> **What needs to be done**: Copy out every one of the rows below, reproducing each line character for character.

--- start of Dataset records ---

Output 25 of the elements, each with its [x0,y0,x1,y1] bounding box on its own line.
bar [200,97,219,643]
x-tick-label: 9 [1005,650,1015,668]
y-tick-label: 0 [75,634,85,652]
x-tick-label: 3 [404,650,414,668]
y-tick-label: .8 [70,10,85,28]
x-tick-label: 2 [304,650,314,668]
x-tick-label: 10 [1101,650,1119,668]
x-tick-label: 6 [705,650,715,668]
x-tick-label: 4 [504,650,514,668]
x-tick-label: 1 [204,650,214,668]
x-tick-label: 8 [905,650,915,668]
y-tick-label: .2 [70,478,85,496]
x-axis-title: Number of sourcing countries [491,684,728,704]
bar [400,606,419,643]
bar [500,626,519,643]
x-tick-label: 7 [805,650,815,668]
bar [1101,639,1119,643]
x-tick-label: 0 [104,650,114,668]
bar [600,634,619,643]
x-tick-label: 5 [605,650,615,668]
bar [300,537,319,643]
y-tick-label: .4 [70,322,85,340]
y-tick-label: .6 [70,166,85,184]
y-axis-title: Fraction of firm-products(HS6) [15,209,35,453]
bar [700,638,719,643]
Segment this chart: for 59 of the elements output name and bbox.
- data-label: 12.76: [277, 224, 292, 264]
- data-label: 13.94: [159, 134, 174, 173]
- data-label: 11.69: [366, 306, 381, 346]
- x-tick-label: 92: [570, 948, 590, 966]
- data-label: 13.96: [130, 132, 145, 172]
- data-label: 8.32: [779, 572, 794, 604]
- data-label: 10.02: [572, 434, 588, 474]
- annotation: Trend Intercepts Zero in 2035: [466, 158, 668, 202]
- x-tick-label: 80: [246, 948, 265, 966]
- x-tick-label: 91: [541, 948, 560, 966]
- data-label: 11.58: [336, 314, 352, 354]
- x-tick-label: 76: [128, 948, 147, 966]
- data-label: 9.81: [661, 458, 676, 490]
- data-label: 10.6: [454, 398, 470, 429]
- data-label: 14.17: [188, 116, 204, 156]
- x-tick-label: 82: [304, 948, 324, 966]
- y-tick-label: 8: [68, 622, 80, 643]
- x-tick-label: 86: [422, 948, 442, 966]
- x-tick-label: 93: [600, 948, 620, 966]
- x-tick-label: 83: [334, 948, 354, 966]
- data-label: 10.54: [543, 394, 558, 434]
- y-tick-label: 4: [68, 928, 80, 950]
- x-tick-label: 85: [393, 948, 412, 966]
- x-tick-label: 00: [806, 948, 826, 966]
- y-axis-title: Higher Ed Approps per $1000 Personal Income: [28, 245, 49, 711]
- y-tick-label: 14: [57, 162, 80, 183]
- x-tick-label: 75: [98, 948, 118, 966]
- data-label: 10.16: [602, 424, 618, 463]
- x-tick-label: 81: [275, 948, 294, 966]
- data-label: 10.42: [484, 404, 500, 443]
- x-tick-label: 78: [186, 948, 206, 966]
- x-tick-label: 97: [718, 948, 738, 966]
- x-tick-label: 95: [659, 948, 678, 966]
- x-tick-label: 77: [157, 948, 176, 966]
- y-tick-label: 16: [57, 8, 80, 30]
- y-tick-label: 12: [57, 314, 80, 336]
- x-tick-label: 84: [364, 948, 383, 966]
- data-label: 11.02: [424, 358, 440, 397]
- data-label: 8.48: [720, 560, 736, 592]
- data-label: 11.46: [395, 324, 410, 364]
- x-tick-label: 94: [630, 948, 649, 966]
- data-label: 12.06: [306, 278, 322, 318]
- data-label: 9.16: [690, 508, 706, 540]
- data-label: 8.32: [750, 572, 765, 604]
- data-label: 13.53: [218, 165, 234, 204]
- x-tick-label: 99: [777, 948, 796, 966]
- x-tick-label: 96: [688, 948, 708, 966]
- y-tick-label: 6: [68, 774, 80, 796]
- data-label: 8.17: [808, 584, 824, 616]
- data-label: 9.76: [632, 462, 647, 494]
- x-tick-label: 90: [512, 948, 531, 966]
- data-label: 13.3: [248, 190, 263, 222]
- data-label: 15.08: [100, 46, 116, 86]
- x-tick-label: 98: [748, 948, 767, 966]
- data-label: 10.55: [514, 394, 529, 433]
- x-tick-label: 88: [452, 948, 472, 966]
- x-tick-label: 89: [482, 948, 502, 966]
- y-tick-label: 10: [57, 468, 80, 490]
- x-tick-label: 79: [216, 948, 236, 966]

--- end of Dataset records ---

> **Problem solution**:
Output 25 of the elements, each with its [x0,y0,x1,y1] bounding box on its own line.
bar [200,97,219,643]
x-tick-label: 9 [1005,650,1015,668]
y-tick-label: 0 [75,634,85,652]
x-tick-label: 3 [404,650,414,668]
y-tick-label: .8 [70,10,85,28]
x-tick-label: 2 [304,650,314,668]
x-tick-label: 10 [1101,650,1119,668]
x-tick-label: 6 [705,650,715,668]
x-tick-label: 4 [504,650,514,668]
x-tick-label: 1 [204,650,214,668]
x-tick-label: 8 [905,650,915,668]
y-tick-label: .2 [70,478,85,496]
x-axis-title: Number of sourcing countries [491,684,728,704]
bar [400,606,419,643]
bar [500,626,519,643]
x-tick-label: 7 [805,650,815,668]
bar [1101,639,1119,643]
x-tick-label: 0 [104,650,114,668]
bar [600,634,619,643]
x-tick-label: 5 [605,650,615,668]
bar [300,537,319,643]
y-tick-label: .4 [70,322,85,340]
y-tick-label: .6 [70,166,85,184]
y-axis-title: Fraction of firm-products(HS6) [15,209,35,453]
bar [700,638,719,643]
Segment this chart: for 59 of the elements output name and bbox.
- data-label: 12.76: [277, 224, 292, 264]
- data-label: 13.94: [159, 134, 174, 173]
- data-label: 11.69: [366, 306, 381, 346]
- x-tick-label: 92: [570, 948, 590, 966]
- data-label: 13.96: [130, 132, 145, 172]
- data-label: 8.32: [779, 572, 794, 604]
- data-label: 10.02: [572, 434, 588, 474]
- annotation: Trend Intercepts Zero in 2035: [466, 158, 668, 202]
- x-tick-label: 80: [246, 948, 265, 966]
- x-tick-label: 91: [541, 948, 560, 966]
- data-label: 11.58: [336, 314, 352, 354]
- x-tick-label: 76: [128, 948, 147, 966]
- data-label: 9.81: [661, 458, 676, 490]
- data-label: 10.6: [454, 398, 470, 429]
- data-label: 14.17: [188, 116, 204, 156]
- x-tick-label: 82: [304, 948, 324, 966]
- y-tick-label: 8: [68, 622, 80, 643]
- x-tick-label: 86: [422, 948, 442, 966]
- x-tick-label: 93: [600, 948, 620, 966]
- x-tick-label: 83: [334, 948, 354, 966]
- data-label: 10.54: [543, 394, 558, 434]
- y-tick-label: 4: [68, 928, 80, 950]
- x-tick-label: 85: [393, 948, 412, 966]
- x-tick-label: 00: [806, 948, 826, 966]
- y-axis-title: Higher Ed Approps per $1000 Personal Income: [28, 245, 49, 711]
- y-tick-label: 14: [57, 162, 80, 183]
- x-tick-label: 75: [98, 948, 118, 966]
- data-label: 10.16: [602, 424, 618, 463]
- x-tick-label: 81: [275, 948, 294, 966]
- data-label: 10.42: [484, 404, 500, 443]
- x-tick-label: 78: [186, 948, 206, 966]
- x-tick-label: 97: [718, 948, 738, 966]
- x-tick-label: 95: [659, 948, 678, 966]
- x-tick-label: 77: [157, 948, 176, 966]
- y-tick-label: 16: [57, 8, 80, 30]
- y-tick-label: 12: [57, 314, 80, 336]
- x-tick-label: 84: [364, 948, 383, 966]
- data-label: 11.02: [424, 358, 440, 397]
- data-label: 8.48: [720, 560, 736, 592]
- data-label: 11.46: [395, 324, 410, 364]
- x-tick-label: 94: [630, 948, 649, 966]
- data-label: 12.06: [306, 278, 322, 318]
- data-label: 9.16: [690, 508, 706, 540]
- data-label: 8.32: [750, 572, 765, 604]
- data-label: 13.53: [218, 165, 234, 204]
- x-tick-label: 99: [777, 948, 796, 966]
- x-tick-label: 96: [688, 948, 708, 966]
- y-tick-label: 6: [68, 774, 80, 796]
- data-label: 8.17: [808, 584, 824, 616]
- data-label: 9.76: [632, 462, 647, 494]
- x-tick-label: 90: [512, 948, 531, 966]
- data-label: 13.3: [248, 190, 263, 222]
- data-label: 15.08: [100, 46, 116, 86]
- x-tick-label: 98: [748, 948, 767, 966]
- data-label: 10.55: [514, 394, 529, 433]
- x-tick-label: 88: [452, 948, 472, 966]
- x-tick-label: 89: [482, 948, 502, 966]
- y-tick-label: 10: [57, 468, 80, 490]
- x-tick-label: 79: [216, 948, 236, 966]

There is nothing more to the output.